PASSAGE TO READ –
□ □ □ □ □

Josephine Chuen-juei Ho, is the chair of the English department of
National Central University, Taiwan, and coordinator of its
Center For the Study of Sexualities.

She has withstood lawsuits directed at her outspokenness on gender and rights issues. She is one of the most known feminist scholars in Taiwan. She is called "the godmother of the Taiwanese queer movement."

Education
She holds a Bachelor of Arts degree from the National Chengchi University, a Master of Science degree from  the University of Pennsylvania, a Doctor of Education degree from the University of Georgia and a Doctor of Philosophy degree from  Indiana University.

Activism
As an activist, Ho has been drawing attention to women's rights in Taiwan since the 1990s. Though there were no laws criminalizing sexual harassment at the time, sexual assaults on women were increasingly reported in the news after the first legal case on sexual harassment was heard in 1989. In May 1994, Ho led Taiwan's first demonstration against sexual harassment, and devised its slogan, "We don’t want sexual harassment, we want orgasms. If you keep sexually harassing us, we’ll cut it off with a pair of scissors!"

□ □ □ □ □

MATERIAL SUPPLIED –

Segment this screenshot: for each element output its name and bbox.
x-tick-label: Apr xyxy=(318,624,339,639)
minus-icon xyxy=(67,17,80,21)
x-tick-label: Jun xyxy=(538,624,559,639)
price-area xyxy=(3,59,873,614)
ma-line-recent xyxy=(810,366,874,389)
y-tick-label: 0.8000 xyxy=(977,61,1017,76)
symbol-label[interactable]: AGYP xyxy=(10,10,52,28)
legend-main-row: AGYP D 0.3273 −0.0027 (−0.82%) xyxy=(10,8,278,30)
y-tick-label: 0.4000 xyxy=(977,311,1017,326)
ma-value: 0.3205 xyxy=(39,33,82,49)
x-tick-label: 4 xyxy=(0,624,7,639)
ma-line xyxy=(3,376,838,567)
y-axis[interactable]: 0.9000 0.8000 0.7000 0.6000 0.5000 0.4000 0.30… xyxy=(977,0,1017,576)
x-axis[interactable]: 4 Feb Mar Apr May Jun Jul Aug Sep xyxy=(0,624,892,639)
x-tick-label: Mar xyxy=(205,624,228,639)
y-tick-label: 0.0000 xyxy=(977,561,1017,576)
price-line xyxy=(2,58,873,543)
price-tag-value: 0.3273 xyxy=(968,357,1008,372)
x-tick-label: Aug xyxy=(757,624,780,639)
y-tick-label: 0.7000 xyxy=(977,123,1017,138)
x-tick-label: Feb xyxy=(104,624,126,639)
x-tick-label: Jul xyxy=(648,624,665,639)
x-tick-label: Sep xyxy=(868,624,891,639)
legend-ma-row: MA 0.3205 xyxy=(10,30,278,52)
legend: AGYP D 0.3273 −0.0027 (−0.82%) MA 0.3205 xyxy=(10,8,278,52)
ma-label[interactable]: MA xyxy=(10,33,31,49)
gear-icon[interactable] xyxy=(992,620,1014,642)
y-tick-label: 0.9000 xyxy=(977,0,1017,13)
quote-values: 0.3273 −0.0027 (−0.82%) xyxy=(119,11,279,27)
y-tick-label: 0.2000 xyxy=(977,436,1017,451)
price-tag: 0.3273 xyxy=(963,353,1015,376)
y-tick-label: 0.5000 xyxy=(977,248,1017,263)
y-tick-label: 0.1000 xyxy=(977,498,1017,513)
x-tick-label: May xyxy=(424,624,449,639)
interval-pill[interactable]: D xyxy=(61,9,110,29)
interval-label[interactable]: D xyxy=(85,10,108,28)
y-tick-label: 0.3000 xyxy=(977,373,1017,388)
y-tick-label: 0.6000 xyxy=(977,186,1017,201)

□ □ □ □ □

WHAT IS EXPECTED – Reproduce word for word the part of the text about Josephine Chuen-juei Ho starting with "Josephine Chuen-juei Ho, is" and going on through "Study of Sexualities.". Rely on the text about Josephine Chuen-juei Ho alone, not on the listing.

REPLY TO THE TASK –
Josephine Chuen-juei Ho, is the chair of the English department of
National Central University, Taiwan, and coordinator of its
Center For the Study of Sexualities.